— Task —
Edit the overview of union filesystem implementations from "aufs - A re-implemenation" to "page cache sharing.", putting "overlayfs" wherever "OverlayFS" appears.

Union mount or union filesystem is; however, not the filesystem type, but rather a concept with many implementations. Some of them faster, some simpler, with different goals or with various levels of maturity. So, before we start digging into specifics, let's go through quick overview of some of the more popular implementations available out there:

UnionFS - Let's start off with the original union filesystem. UnionFS doesn't seem to be actively developed anymore, with its latest commit is from August 2014. You can read up a bit more about it on its website at https://unionfs.filesystems.org/.
aufs - A re-implemenation of original UnionFS that added many new features, but was rejected for merging into mainline Linux kernel. Aufs was default driver for Docker on Ubuntu/Debian but was replaced by OverlayFS (for Linux kernel >4.0). It has some advantages in comparison to other union filesystems which are described in Docker docs page.
OverlayFS - Next up, OverlayFS which is included in Linux Kernel since 3.18 (26 October 2014). This is the filesystem used by default overlay2 Docker driver (you can verify that with docker system info | grep Storage). It generally has better performance then aufs and has some nice features such as page cache sharing.
ZFS - ZFS is union filesystem created by Sun Microsystems (now Oracle). It has some interesting features like hierarchical checksumming, native handling of snapshots and backup/replication or native data compression and deduplication. However, being maintained by Oracle, it has non-OSS friendly license (CDDL) and therefore cannot be shipped as part of Linux kernel. You could however use the ZFS on Linux (ZoL) project, which is described in Docker docs as healthy and maturing ..., but not ready for production. If you want to try it out, then you can find it here.
Btrfs - Another option is Btrfs which is joint project of multiple companies - including SUSE, WD or Facebook - published under GPL license and is a part of Linux kernel. Btrfs is a default filesystem of Fedora 33. It also has some useful features such as block-level operations, defragmentation, writeable snapshots and a lot more. If you really want to go through the hassle of switching to non-default storage driver for Docker, then Btrfs with its features and performance might be the way to go.

If you want to explore these drivers in more detail in relation to Docker, you can check out the comparison of drivers in Docker docs. That said, unless you really know what you're doing (at which point you wouldn't be reading this article), then you should just stick with the default overlay2, which will be also used in the rest of this article for demonstrations.

But Why?

In the previous section we mentioned some reason why this type of a filesystem might be useful, but why is it a good choice for Docker and containers in general?

— Extracted material —

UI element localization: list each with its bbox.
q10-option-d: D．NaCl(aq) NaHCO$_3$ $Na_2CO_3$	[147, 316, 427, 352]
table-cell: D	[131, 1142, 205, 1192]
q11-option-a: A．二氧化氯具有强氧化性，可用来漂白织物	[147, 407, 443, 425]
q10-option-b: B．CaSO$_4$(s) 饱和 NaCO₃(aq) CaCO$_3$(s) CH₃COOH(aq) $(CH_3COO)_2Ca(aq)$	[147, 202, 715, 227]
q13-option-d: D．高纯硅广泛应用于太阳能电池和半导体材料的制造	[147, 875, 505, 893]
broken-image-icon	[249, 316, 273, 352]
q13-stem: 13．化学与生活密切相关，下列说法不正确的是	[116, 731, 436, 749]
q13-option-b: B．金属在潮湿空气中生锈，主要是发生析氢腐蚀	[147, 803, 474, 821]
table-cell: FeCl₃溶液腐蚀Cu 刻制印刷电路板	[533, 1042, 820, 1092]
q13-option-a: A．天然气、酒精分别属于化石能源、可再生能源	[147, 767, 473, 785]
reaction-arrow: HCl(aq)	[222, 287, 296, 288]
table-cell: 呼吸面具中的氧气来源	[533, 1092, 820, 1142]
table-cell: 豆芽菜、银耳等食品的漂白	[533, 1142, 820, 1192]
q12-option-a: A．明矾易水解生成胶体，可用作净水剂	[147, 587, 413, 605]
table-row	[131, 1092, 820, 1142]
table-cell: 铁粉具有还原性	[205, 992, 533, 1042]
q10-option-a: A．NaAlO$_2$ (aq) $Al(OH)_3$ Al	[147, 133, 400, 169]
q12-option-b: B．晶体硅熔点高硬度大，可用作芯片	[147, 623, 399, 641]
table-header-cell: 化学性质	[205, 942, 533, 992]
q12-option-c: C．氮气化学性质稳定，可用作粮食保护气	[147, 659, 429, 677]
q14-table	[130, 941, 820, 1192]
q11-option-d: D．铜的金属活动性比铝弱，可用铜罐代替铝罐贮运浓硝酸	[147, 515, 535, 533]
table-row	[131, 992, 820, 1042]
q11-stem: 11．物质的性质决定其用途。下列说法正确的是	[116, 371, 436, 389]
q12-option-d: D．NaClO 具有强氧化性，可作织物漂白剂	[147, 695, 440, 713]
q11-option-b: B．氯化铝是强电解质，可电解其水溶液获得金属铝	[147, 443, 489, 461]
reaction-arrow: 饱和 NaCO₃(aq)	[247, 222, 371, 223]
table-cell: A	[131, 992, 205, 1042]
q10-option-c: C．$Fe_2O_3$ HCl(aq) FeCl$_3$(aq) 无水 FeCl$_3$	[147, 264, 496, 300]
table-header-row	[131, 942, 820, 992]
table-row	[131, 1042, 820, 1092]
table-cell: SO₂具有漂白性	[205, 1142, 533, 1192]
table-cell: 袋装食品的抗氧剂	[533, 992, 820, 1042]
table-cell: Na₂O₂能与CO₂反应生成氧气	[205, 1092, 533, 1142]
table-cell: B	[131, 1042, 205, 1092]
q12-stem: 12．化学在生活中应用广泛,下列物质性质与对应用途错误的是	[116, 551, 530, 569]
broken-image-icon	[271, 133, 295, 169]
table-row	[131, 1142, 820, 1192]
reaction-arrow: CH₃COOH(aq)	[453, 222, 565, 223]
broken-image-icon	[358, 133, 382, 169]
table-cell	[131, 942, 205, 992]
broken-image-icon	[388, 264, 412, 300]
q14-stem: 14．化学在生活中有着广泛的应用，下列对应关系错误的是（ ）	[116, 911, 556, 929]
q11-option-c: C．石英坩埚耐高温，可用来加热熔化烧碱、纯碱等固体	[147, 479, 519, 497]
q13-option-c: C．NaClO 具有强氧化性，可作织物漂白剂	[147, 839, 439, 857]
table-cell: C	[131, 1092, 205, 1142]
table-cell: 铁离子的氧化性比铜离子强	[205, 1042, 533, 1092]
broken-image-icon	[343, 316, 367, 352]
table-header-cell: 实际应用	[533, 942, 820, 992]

— The completed task —
aufs - A re-implemenation of original UnionFS that added many new features, but was rejected for merging into mainline Linux kernel. Aufs was default driver for Docker on Ubuntu/Debian but was replaced by overlayfs (for Linux kernel >4.0). It has some advantages in comparison to other union filesystems which are described in Docker docs page.
overlayfs - Next up, overlayfs which is included in Linux Kernel since 3.18 (26 October 2014). This is the filesystem used by default overlay2 Docker driver (you can verify that with docker system info | grep Storage). It generally has better performance then aufs and has some nice features such as page cache sharing.